>> Start Data to process

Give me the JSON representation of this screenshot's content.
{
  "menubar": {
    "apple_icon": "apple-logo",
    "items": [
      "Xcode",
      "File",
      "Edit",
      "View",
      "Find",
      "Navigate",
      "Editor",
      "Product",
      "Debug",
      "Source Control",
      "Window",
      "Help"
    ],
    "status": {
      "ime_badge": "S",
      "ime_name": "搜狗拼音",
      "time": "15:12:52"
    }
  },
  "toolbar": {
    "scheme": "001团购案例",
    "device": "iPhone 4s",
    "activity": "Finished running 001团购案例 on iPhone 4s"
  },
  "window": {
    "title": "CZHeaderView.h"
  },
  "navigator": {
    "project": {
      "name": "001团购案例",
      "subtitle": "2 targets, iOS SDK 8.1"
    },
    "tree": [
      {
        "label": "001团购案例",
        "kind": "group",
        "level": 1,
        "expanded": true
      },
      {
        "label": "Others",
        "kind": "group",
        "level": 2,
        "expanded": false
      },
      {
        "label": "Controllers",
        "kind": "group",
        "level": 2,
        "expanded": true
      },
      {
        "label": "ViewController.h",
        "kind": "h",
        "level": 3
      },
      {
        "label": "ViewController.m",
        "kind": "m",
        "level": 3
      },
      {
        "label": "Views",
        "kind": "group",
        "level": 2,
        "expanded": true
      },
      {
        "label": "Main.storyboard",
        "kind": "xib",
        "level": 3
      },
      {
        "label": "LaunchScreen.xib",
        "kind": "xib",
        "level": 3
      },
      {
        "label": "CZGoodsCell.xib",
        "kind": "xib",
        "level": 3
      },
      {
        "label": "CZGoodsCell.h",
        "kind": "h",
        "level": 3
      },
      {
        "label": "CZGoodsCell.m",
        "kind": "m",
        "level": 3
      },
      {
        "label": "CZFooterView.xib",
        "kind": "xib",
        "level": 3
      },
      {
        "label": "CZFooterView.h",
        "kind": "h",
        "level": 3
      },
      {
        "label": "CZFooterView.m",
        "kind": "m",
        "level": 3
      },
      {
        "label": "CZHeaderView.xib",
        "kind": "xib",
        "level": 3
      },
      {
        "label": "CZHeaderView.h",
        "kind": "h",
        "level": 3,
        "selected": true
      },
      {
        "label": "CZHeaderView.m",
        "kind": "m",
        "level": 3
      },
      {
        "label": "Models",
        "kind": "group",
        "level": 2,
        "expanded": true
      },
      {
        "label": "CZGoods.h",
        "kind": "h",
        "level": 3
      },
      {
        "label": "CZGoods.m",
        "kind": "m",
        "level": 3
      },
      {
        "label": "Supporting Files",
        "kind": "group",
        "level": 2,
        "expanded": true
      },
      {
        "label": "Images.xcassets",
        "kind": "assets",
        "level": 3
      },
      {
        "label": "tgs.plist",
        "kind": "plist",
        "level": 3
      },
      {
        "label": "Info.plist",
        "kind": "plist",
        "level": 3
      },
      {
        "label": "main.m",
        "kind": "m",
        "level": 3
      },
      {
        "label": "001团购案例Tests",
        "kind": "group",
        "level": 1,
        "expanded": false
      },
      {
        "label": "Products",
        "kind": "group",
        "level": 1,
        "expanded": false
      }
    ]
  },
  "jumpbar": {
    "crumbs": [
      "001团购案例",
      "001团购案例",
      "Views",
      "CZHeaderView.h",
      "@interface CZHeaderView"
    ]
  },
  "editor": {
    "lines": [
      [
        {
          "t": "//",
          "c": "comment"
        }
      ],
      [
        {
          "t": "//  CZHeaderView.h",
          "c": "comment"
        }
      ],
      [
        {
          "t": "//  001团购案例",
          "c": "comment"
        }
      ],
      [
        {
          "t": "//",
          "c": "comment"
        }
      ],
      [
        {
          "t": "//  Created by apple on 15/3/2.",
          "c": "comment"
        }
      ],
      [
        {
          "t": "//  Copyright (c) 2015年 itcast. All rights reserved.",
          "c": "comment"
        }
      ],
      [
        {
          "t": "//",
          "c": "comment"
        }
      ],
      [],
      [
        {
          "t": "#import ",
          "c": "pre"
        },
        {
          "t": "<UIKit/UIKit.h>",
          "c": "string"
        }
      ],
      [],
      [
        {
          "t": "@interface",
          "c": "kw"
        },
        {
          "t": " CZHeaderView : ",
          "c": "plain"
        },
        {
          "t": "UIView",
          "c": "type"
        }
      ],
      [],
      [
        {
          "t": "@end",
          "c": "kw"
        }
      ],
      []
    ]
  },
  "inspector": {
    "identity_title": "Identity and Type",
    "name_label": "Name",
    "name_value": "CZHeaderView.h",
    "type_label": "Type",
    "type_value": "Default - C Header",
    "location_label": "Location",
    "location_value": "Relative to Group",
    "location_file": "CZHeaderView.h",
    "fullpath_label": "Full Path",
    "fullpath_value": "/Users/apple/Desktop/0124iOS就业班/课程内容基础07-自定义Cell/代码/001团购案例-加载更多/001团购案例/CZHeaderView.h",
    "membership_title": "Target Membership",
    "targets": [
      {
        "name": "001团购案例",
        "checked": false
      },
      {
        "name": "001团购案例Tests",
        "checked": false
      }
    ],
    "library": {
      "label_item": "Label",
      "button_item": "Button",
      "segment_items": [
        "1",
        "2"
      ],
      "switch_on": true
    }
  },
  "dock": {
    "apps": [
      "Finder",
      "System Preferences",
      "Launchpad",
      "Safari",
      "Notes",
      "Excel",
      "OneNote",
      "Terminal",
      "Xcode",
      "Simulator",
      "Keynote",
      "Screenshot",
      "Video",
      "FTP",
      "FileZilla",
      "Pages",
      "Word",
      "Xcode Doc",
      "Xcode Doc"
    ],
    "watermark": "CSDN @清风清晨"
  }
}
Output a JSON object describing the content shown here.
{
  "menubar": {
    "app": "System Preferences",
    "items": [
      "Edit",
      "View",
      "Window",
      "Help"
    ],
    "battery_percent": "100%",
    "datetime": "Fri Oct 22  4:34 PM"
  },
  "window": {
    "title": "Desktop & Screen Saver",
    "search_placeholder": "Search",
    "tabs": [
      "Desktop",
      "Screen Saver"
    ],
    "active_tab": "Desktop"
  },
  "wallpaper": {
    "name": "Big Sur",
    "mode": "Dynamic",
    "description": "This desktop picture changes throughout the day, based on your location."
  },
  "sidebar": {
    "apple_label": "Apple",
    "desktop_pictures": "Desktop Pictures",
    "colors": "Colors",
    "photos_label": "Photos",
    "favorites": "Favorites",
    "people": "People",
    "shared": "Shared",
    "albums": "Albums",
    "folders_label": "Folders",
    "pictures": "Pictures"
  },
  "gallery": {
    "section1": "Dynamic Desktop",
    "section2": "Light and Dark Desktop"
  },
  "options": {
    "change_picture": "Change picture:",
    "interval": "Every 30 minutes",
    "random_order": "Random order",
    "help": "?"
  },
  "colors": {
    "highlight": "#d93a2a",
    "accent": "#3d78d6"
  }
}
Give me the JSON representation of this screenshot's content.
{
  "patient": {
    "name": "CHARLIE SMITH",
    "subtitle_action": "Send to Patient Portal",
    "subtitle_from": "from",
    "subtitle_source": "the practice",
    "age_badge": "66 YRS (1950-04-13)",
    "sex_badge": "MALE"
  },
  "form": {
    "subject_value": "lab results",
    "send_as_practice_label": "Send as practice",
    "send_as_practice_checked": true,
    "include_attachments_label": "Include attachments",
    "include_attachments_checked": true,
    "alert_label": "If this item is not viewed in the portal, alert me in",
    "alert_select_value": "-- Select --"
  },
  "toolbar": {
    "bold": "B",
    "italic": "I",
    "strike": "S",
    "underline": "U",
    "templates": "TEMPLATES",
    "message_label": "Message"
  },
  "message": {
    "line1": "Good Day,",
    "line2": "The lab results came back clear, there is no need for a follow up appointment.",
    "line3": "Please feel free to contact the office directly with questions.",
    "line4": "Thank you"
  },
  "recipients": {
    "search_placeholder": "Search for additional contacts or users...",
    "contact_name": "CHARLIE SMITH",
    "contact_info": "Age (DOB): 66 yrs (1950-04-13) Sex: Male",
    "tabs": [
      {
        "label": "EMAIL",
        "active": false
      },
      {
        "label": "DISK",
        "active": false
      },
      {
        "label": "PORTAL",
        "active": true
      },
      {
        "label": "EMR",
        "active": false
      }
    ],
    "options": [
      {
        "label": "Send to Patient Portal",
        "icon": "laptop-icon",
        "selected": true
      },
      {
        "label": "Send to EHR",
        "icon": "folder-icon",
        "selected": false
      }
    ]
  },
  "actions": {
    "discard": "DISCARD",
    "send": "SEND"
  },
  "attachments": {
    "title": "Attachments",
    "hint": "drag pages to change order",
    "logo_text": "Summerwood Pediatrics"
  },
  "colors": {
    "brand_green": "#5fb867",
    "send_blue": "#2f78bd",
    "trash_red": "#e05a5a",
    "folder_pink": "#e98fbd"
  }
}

>> End Data to process

__Given request__: Read through the entries and copy every line that includes "CZHeaderView".

__Solution to this problem__:
    "title": "CZHeaderView.h"
        "label": "CZHeaderView.xib",
        "label": "CZHeaderView.h",
        "label": "CZHeaderView.m",
      "CZHeaderView.h",
      "@interface CZHeaderView"
          "t": "//  CZHeaderView.h",
          "t": " CZHeaderView : ",
    "name_value": "CZHeaderView.h",
    "location_file": "CZHeaderView.h",
    "fullpath_value": "/Users/apple/Desktop/0124iOS就业班/课程内容基础07-自定义Cell/代码/001团购案例-加载更多/001团购案例/CZHeaderView.h",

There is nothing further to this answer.